Rows from a layout dataset:
────────────────────────────────────────

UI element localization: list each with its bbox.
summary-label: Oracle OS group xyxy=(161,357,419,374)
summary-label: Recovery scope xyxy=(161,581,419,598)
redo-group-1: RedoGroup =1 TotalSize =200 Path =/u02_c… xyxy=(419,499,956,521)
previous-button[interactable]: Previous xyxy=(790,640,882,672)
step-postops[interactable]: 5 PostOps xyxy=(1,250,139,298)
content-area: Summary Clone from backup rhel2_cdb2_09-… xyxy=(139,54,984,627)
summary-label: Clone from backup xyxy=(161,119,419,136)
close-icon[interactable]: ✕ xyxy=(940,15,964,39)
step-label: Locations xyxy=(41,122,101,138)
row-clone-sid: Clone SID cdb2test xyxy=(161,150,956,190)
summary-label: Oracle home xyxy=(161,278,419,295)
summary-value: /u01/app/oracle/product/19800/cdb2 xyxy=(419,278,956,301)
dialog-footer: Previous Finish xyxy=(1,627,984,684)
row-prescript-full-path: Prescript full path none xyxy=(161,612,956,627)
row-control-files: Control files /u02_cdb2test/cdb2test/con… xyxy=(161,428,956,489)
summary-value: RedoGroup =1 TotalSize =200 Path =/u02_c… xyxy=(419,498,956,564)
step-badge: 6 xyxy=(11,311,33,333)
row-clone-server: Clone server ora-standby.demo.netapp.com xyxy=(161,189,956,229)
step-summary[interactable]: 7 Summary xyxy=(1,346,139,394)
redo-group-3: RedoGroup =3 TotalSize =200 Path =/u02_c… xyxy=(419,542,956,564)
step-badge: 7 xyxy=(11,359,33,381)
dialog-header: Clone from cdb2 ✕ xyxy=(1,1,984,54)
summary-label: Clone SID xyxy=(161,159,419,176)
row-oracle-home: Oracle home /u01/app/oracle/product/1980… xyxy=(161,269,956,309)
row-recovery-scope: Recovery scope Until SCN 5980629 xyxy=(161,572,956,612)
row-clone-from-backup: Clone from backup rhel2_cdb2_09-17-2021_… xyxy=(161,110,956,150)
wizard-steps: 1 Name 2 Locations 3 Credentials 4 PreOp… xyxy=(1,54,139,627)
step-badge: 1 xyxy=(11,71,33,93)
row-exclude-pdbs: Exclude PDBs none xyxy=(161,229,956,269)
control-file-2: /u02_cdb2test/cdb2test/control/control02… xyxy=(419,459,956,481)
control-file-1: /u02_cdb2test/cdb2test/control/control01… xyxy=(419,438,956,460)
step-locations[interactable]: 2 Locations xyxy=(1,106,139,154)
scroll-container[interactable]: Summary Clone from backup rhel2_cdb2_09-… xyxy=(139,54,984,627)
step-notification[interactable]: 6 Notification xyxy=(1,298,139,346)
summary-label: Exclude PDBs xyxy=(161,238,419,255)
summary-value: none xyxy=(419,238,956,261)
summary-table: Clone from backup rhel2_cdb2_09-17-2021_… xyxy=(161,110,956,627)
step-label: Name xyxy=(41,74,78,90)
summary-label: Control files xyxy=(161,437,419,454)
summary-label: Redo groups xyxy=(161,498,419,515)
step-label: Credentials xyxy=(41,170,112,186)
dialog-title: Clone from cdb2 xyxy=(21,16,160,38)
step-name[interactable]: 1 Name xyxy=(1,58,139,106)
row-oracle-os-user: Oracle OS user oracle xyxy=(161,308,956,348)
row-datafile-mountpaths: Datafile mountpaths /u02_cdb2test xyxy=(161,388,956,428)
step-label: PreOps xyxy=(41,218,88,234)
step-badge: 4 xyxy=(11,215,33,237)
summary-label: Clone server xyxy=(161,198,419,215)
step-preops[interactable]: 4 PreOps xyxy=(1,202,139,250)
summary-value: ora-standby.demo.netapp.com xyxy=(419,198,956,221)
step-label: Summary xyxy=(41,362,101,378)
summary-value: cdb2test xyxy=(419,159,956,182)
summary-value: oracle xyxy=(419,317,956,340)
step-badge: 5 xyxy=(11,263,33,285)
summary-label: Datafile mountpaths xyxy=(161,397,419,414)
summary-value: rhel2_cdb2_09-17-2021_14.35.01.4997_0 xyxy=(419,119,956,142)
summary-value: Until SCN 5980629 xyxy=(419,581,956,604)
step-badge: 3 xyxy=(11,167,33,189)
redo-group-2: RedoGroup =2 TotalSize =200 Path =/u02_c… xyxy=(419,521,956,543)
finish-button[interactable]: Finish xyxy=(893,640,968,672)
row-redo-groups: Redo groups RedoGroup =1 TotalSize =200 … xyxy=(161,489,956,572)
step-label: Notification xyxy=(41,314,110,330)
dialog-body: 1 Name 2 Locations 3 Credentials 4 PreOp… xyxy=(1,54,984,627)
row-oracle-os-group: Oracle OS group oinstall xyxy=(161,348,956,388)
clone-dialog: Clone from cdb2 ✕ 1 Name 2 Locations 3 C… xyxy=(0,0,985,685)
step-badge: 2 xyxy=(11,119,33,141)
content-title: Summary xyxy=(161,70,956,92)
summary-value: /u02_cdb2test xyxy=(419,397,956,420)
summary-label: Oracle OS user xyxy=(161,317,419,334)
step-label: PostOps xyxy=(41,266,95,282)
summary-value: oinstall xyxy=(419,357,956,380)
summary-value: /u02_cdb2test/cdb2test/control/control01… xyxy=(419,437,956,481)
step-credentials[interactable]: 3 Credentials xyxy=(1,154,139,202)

────────────────────────────────────────

Work to complete
Please pull out every line in the entries above that contains the word "groups".

Solution for this problem
summary-label: Redo groups xyxy=(161,498,419,515)
row-redo-groups: Redo groups RedoGroup =1 TotalSize =200 … xyxy=(161,489,956,572)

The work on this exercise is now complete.